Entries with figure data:
_____
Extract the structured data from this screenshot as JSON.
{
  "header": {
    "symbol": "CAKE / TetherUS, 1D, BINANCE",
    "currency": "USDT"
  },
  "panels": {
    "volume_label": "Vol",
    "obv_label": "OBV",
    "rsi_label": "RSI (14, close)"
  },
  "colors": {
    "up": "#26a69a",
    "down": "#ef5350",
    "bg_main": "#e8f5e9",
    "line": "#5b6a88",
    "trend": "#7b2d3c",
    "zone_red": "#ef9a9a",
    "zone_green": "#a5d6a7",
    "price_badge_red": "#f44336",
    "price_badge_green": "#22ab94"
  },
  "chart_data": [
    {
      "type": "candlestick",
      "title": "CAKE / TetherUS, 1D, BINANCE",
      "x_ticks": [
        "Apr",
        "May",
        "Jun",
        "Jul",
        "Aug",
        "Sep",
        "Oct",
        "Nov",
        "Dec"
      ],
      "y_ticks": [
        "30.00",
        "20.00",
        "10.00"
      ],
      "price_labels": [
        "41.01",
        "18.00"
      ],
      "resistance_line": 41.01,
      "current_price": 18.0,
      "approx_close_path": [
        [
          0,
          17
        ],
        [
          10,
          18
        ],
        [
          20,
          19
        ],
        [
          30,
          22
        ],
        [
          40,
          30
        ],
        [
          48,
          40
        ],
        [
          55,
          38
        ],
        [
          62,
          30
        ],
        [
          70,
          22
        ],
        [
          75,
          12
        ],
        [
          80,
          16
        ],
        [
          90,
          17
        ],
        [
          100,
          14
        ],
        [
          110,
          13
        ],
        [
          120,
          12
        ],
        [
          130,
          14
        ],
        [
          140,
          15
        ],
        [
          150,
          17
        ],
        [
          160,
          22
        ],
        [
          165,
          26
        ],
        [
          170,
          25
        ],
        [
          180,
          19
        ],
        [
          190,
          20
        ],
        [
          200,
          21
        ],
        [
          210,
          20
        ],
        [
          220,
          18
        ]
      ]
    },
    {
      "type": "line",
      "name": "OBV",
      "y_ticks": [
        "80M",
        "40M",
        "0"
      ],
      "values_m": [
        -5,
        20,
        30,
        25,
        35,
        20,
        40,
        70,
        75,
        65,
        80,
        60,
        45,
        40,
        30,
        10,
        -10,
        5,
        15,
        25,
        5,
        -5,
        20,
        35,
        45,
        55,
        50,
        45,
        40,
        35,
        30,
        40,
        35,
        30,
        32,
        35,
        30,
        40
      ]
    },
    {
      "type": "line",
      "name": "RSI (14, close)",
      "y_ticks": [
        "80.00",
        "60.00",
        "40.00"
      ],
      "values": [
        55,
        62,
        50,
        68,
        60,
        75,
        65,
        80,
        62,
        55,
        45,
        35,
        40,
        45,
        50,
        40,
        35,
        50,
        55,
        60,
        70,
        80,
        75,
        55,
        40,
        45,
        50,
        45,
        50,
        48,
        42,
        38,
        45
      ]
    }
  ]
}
_____
Extract every line of the records above that contains the word "CAKE".

» SOLUTION:
    "symbol": "CAKE / TetherUS, 1D, BINANCE",
      "title": "CAKE / TetherUS, 1D, BINANCE",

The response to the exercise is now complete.